>> start

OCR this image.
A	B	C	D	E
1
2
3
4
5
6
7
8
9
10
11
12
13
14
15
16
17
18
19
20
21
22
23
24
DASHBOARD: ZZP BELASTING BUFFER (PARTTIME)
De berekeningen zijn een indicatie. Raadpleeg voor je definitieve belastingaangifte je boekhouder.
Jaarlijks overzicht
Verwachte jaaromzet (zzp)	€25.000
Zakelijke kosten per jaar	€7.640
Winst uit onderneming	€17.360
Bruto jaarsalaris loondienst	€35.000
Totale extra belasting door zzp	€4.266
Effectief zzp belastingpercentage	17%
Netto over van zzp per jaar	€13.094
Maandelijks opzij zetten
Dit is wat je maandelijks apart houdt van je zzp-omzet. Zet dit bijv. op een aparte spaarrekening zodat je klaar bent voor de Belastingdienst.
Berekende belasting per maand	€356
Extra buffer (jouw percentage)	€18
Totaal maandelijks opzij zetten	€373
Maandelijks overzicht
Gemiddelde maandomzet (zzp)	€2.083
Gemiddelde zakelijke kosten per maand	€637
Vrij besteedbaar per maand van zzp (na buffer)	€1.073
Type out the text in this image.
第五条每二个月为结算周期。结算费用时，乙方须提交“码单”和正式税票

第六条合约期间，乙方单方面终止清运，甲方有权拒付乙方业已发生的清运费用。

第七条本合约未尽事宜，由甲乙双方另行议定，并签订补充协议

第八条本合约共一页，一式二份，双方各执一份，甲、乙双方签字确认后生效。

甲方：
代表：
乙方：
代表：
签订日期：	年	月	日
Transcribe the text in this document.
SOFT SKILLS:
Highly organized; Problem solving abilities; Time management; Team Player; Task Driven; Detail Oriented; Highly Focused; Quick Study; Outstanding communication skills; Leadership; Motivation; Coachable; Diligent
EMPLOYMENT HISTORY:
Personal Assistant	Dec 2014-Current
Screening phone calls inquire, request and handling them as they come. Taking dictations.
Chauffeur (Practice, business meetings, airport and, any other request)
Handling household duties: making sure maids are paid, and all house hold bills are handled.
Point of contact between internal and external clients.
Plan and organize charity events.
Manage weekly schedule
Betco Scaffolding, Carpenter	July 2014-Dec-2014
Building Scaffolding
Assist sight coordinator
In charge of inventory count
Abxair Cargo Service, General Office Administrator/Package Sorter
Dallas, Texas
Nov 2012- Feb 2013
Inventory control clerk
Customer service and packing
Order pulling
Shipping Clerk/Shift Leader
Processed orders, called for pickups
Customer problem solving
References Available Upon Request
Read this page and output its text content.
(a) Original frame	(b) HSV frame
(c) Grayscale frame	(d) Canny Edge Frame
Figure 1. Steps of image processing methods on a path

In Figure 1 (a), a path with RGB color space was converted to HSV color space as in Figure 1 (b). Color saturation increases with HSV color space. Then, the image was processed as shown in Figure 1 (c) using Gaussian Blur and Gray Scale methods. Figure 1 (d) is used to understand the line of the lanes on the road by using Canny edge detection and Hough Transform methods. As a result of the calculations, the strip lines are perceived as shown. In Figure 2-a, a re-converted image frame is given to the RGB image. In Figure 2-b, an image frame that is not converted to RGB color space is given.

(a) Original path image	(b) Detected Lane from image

>> end

Copy every line exactly. Leave nothing out.

OCR this image.
A	B	C	D	E
1
2
3
4
5
6
7
8
9
10
11
12
13
14
15
16
17
18
19
20
21
22
23
24
DASHBOARD: ZZP BELASTING BUFFER (PARTTIME)
De berekeningen zijn een indicatie. Raadpleeg voor je definitieve belastingaangifte je boekhouder.
Jaarlijks overzicht
Verwachte jaaromzet (zzp)	€25.000
Zakelijke kosten per jaar	€7.640
Winst uit onderneming	€17.360
Bruto jaarsalaris loondienst	€35.000
Totale extra belasting door zzp	€4.266
Effectief zzp belastingpercentage	17%
Netto over van zzp per jaar	€13.094
Maandelijks opzij zetten
Dit is wat je maandelijks apart houdt van je zzp-omzet. Zet dit bijv. op een aparte spaarrekening zodat je klaar bent voor de Belastingdienst.
Berekende belasting per maand	€356
Extra buffer (jouw percentage)	€18
Totaal maandelijks opzij zetten	€373
Maandelijks overzicht
Gemiddelde maandomzet (zzp)	€2.083
Gemiddelde zakelijke kosten per maand	€637
Vrij besteedbaar per maand van zzp (na buffer)	€1.073
Type out the text in this image.
第五条每二个月为结算周期。结算费用时，乙方须提交“码单”和正式税票

第六条合约期间，乙方单方面终止清运，甲方有权拒付乙方业已发生的清运费用。

第七条本合约未尽事宜，由甲乙双方另行议定，并签订补充协议

第八条本合约共一页，一式二份，双方各执一份，甲、乙双方签字确认后生效。

甲方：
代表：
乙方：
代表：
签订日期：	年	月	日
Transcribe the text in this document.
SOFT SKILLS:
Highly organized; Problem solving abilities; Time management; Team Player; Task Driven; Detail Oriented; Highly Focused; Quick Study; Outstanding communication skills; Leadership; Motivation; Coachable; Diligent
EMPLOYMENT HISTORY:
Personal Assistant	Dec 2014-Current
Screening phone calls inquire, request and handling them as they come. Taking dictations.
Chauffeur (Practice, business meetings, airport and, any other request)
Handling household duties: making sure maids are paid, and all house hold bills are handled.
Point of contact between internal and external clients.
Plan and organize charity events.
Manage weekly schedule
Betco Scaffolding, Carpenter	July 2014-Dec-2014
Building Scaffolding
Assist sight coordinator
In charge of inventory count
Abxair Cargo Service, General Office Administrator/Package Sorter
Dallas, Texas
Nov 2012- Feb 2013
Inventory control clerk
Customer service and packing
Order pulling
Shipping Clerk/Shift Leader
Processed orders, called for pickups
Customer problem solving
References Available Upon Request
Read this page and output its text content.
(a) Original frame	(b) HSV frame
(c) Grayscale frame	(d) Canny Edge Frame
Figure 1. Steps of image processing methods on a path

In Figure 1 (a), a path with RGB color space was converted to HSV color space as in Figure 1 (b). Color saturation increases with HSV color space. Then, the image was processed as shown in Figure 1 (c) using Gaussian Blur and Gray Scale methods. Figure 1 (d) is used to understand the line of the lanes on the road by using Canny edge detection and Hough Transform methods. As a result of the calculations, the strip lines are perceived as shown. In Figure 2-a, a re-converted image frame is given to the RGB image. In Figure 2-b, an image frame that is not converted to RGB color space is given.

(a) Original path image	(b) Detected Lane from image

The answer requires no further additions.